Exercise aim
Rewrite each of the items below, replacing "bounding boxes" with "box coordinates" wherever it occurs and leaving everything else unchanged.

^^^^^^^^

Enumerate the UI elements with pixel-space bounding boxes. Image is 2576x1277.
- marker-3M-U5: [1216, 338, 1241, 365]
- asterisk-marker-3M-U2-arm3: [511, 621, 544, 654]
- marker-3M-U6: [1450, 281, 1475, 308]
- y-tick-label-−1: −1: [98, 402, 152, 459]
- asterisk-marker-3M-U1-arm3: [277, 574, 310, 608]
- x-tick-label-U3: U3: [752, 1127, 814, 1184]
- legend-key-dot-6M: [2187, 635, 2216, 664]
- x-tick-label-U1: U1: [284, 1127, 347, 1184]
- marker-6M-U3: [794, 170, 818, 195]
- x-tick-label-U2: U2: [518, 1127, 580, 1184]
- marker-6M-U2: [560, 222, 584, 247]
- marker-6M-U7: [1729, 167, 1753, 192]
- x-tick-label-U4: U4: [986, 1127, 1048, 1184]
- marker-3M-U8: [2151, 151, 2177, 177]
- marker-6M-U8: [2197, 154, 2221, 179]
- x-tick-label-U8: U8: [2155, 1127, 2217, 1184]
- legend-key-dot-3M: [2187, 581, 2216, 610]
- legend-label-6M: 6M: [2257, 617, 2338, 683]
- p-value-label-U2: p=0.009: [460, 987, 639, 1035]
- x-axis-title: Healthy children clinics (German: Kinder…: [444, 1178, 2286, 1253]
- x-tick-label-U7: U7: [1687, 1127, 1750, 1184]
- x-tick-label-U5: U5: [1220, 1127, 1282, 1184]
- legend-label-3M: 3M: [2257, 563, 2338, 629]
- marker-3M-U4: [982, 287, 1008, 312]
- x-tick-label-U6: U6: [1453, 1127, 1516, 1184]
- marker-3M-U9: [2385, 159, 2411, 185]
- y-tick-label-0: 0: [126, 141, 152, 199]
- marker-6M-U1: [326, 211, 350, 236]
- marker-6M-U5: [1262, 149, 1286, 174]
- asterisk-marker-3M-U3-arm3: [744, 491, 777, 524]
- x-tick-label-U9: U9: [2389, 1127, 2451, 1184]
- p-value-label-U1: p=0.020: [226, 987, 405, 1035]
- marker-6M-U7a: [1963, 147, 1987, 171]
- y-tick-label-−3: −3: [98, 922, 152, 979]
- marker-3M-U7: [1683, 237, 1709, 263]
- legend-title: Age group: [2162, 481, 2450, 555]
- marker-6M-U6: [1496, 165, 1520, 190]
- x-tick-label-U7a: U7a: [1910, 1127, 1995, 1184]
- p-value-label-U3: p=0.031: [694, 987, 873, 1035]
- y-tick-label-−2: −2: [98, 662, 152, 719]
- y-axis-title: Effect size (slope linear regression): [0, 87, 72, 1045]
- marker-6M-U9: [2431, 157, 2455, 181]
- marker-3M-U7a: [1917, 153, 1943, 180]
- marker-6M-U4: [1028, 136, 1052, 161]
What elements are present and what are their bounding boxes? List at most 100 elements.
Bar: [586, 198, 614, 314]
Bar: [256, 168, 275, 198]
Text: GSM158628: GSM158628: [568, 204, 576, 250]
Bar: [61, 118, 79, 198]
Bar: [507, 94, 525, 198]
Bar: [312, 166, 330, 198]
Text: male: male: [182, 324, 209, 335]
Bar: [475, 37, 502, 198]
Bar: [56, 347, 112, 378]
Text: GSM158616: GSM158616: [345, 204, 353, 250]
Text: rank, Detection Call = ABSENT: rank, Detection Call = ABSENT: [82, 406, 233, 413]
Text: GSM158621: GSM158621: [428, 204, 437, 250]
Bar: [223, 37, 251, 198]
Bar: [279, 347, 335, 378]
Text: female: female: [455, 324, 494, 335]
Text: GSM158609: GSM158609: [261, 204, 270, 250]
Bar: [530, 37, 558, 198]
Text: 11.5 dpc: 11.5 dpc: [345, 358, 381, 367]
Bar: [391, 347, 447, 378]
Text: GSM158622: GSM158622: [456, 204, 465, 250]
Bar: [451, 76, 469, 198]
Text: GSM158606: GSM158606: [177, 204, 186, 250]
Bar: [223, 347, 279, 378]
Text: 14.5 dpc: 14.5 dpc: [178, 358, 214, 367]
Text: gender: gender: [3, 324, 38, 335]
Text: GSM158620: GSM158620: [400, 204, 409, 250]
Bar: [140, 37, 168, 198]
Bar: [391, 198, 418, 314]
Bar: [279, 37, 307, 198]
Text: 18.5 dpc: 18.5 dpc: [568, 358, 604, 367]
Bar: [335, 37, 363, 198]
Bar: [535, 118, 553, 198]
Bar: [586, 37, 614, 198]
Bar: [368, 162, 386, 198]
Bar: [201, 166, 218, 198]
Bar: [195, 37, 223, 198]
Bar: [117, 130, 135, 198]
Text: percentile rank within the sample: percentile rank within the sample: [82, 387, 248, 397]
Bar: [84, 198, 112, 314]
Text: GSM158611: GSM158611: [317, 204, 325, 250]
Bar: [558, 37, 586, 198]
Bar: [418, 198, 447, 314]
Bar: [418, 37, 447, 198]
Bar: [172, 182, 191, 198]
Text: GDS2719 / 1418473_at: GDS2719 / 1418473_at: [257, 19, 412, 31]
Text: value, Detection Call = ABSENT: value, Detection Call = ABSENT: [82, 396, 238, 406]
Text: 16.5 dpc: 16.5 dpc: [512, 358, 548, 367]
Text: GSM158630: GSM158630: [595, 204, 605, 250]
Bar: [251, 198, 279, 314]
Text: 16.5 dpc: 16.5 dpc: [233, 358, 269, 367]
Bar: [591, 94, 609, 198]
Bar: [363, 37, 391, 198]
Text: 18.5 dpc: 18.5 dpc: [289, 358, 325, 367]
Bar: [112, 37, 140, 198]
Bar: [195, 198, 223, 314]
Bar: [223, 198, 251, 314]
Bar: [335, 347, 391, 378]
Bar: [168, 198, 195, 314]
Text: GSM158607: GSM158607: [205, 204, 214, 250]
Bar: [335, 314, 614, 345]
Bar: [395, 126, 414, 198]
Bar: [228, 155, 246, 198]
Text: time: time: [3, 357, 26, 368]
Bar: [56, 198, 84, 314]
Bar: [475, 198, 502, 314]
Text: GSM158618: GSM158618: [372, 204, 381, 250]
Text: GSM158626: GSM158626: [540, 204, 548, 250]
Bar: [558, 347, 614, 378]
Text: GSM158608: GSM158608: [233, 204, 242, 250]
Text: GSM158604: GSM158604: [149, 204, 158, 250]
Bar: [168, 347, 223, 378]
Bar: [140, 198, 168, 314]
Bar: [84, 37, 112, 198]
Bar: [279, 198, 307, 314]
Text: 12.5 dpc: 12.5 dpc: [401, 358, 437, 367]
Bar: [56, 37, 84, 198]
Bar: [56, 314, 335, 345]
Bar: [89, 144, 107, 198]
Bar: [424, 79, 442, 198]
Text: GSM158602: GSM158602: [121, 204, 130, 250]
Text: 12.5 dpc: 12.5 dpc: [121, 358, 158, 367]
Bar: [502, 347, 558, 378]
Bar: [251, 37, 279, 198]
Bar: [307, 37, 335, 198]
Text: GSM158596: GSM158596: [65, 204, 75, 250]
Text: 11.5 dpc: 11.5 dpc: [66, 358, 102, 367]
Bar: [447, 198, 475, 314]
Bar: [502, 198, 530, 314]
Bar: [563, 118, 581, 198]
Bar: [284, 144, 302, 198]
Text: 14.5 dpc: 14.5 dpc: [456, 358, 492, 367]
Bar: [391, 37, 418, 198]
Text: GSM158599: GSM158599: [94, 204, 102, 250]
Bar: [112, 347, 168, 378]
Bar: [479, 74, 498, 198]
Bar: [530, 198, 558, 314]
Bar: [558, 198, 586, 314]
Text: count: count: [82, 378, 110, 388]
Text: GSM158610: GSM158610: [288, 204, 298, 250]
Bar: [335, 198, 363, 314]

^^^^^^^^

Written answer
Enumerate the UI elements with pixel-space box coordinates. Image is 2576x1277.
- marker-3M-U5: [1216, 338, 1241, 365]
- asterisk-marker-3M-U2-arm3: [511, 621, 544, 654]
- marker-3M-U6: [1450, 281, 1475, 308]
- y-tick-label-−1: −1: [98, 402, 152, 459]
- asterisk-marker-3M-U1-arm3: [277, 574, 310, 608]
- x-tick-label-U3: U3: [752, 1127, 814, 1184]
- legend-key-dot-6M: [2187, 635, 2216, 664]
- x-tick-label-U1: U1: [284, 1127, 347, 1184]
- marker-6M-U3: [794, 170, 818, 195]
- x-tick-label-U2: U2: [518, 1127, 580, 1184]
- marker-6M-U2: [560, 222, 584, 247]
- marker-6M-U7: [1729, 167, 1753, 192]
- x-tick-label-U4: U4: [986, 1127, 1048, 1184]
- marker-3M-U8: [2151, 151, 2177, 177]
- marker-6M-U8: [2197, 154, 2221, 179]
- x-tick-label-U8: U8: [2155, 1127, 2217, 1184]
- legend-key-dot-3M: [2187, 581, 2216, 610]
- legend-label-6M: 6M: [2257, 617, 2338, 683]
- p-value-label-U2: p=0.009: [460, 987, 639, 1035]
- x-axis-title: Healthy children clinics (German: Kinder…: [444, 1178, 2286, 1253]
- x-tick-label-U7: U7: [1687, 1127, 1750, 1184]
- x-tick-label-U5: U5: [1220, 1127, 1282, 1184]
- legend-label-3M: 3M: [2257, 563, 2338, 629]
- marker-3M-U4: [982, 287, 1008, 312]
- x-tick-label-U6: U6: [1453, 1127, 1516, 1184]
- marker-3M-U9: [2385, 159, 2411, 185]
- y-tick-label-0: 0: [126, 141, 152, 199]
- marker-6M-U1: [326, 211, 350, 236]
- marker-6M-U5: [1262, 149, 1286, 174]
- asterisk-marker-3M-U3-arm3: [744, 491, 777, 524]
- x-tick-label-U9: U9: [2389, 1127, 2451, 1184]
- p-value-label-U1: p=0.020: [226, 987, 405, 1035]
- marker-6M-U7a: [1963, 147, 1987, 171]
- y-tick-label-−3: −3: [98, 922, 152, 979]
- marker-3M-U7: [1683, 237, 1709, 263]
- legend-title: Age group: [2162, 481, 2450, 555]
- marker-6M-U6: [1496, 165, 1520, 190]
- x-tick-label-U7a: U7a: [1910, 1127, 1995, 1184]
- p-value-label-U3: p=0.031: [694, 987, 873, 1035]
- y-tick-label-−2: −2: [98, 662, 152, 719]
- y-axis-title: Effect size (slope linear regression): [0, 87, 72, 1045]
- marker-6M-U9: [2431, 157, 2455, 181]
- marker-3M-U7a: [1917, 153, 1943, 180]
- marker-6M-U4: [1028, 136, 1052, 161]
What elements are present and what are their box coordinates? List at most 100 elements.
Bar: [586, 198, 614, 314]
Bar: [256, 168, 275, 198]
Text: GSM158628: GSM158628: [568, 204, 576, 250]
Bar: [61, 118, 79, 198]
Bar: [507, 94, 525, 198]
Bar: [312, 166, 330, 198]
Text: male: male: [182, 324, 209, 335]
Bar: [475, 37, 502, 198]
Bar: [56, 347, 112, 378]
Text: GSM158616: GSM158616: [345, 204, 353, 250]
Text: rank, Detection Call = ABSENT: rank, Detection Call = ABSENT: [82, 406, 233, 413]
Text: GSM158621: GSM158621: [428, 204, 437, 250]
Bar: [223, 37, 251, 198]
Bar: [279, 347, 335, 378]
Text: female: female: [455, 324, 494, 335]
Text: GSM158609: GSM158609: [261, 204, 270, 250]
Bar: [530, 37, 558, 198]
Text: 11.5 dpc: 11.5 dpc: [345, 358, 381, 367]
Bar: [391, 347, 447, 378]
Text: GSM158622: GSM158622: [456, 204, 465, 250]
Bar: [451, 76, 469, 198]
Text: GSM158606: GSM158606: [177, 204, 186, 250]
Bar: [223, 347, 279, 378]
Text: 14.5 dpc: 14.5 dpc: [178, 358, 214, 367]
Text: gender: gender: [3, 324, 38, 335]
Text: GSM158620: GSM158620: [400, 204, 409, 250]
Bar: [140, 37, 168, 198]
Bar: [391, 198, 418, 314]
Bar: [279, 37, 307, 198]
Text: 18.5 dpc: 18.5 dpc: [568, 358, 604, 367]
Bar: [335, 37, 363, 198]
Bar: [535, 118, 553, 198]
Bar: [586, 37, 614, 198]
Bar: [368, 162, 386, 198]
Bar: [201, 166, 218, 198]
Bar: [195, 37, 223, 198]
Bar: [117, 130, 135, 198]
Text: percentile rank within the sample: percentile rank within the sample: [82, 387, 248, 397]
Bar: [84, 198, 112, 314]
Text: GSM158611: GSM158611: [317, 204, 325, 250]
Bar: [558, 37, 586, 198]
Bar: [418, 198, 447, 314]
Bar: [418, 37, 447, 198]
Bar: [172, 182, 191, 198]
Text: GDS2719 / 1418473_at: GDS2719 / 1418473_at: [257, 19, 412, 31]
Text: value, Detection Call = ABSENT: value, Detection Call = ABSENT: [82, 396, 238, 406]
Text: 16.5 dpc: 16.5 dpc: [512, 358, 548, 367]
Text: GSM158630: GSM158630: [595, 204, 605, 250]
Bar: [251, 198, 279, 314]
Text: 16.5 dpc: 16.5 dpc: [233, 358, 269, 367]
Bar: [591, 94, 609, 198]
Bar: [363, 37, 391, 198]
Text: 18.5 dpc: 18.5 dpc: [289, 358, 325, 367]
Bar: [112, 37, 140, 198]
Bar: [195, 198, 223, 314]
Bar: [223, 198, 251, 314]
Bar: [335, 347, 391, 378]
Bar: [168, 198, 195, 314]
Text: GSM158607: GSM158607: [205, 204, 214, 250]
Bar: [335, 314, 614, 345]
Bar: [395, 126, 414, 198]
Bar: [228, 155, 246, 198]
Text: time: time: [3, 357, 26, 368]
Bar: [56, 198, 84, 314]
Bar: [475, 198, 502, 314]
Text: GSM158618: GSM158618: [372, 204, 381, 250]
Text: GSM158626: GSM158626: [540, 204, 548, 250]
Bar: [558, 347, 614, 378]
Text: GSM158608: GSM158608: [233, 204, 242, 250]
Text: GSM158604: GSM158604: [149, 204, 158, 250]
Bar: [168, 347, 223, 378]
Bar: [140, 198, 168, 314]
Bar: [84, 37, 112, 198]
Bar: [279, 198, 307, 314]
Text: 12.5 dpc: 12.5 dpc: [401, 358, 437, 367]
Bar: [56, 37, 84, 198]
Bar: [56, 314, 335, 345]
Bar: [89, 144, 107, 198]
Bar: [424, 79, 442, 198]
Text: GSM158602: GSM158602: [121, 204, 130, 250]
Text: 12.5 dpc: 12.5 dpc: [121, 358, 158, 367]
Bar: [502, 347, 558, 378]
Bar: [251, 37, 279, 198]
Bar: [307, 37, 335, 198]
Text: GSM158596: GSM158596: [65, 204, 75, 250]
Text: 11.5 dpc: 11.5 dpc: [66, 358, 102, 367]
Bar: [447, 198, 475, 314]
Bar: [502, 198, 530, 314]
Bar: [563, 118, 581, 198]
Bar: [284, 144, 302, 198]
Text: 14.5 dpc: 14.5 dpc: [456, 358, 492, 367]
Bar: [391, 37, 418, 198]
Text: GSM158599: GSM158599: [94, 204, 102, 250]
Bar: [112, 347, 168, 378]
Bar: [479, 74, 498, 198]
Bar: [530, 198, 558, 314]
Bar: [558, 198, 586, 314]
Text: count: count: [82, 378, 110, 388]
Text: GSM158610: GSM158610: [288, 204, 298, 250]
Bar: [335, 198, 363, 314]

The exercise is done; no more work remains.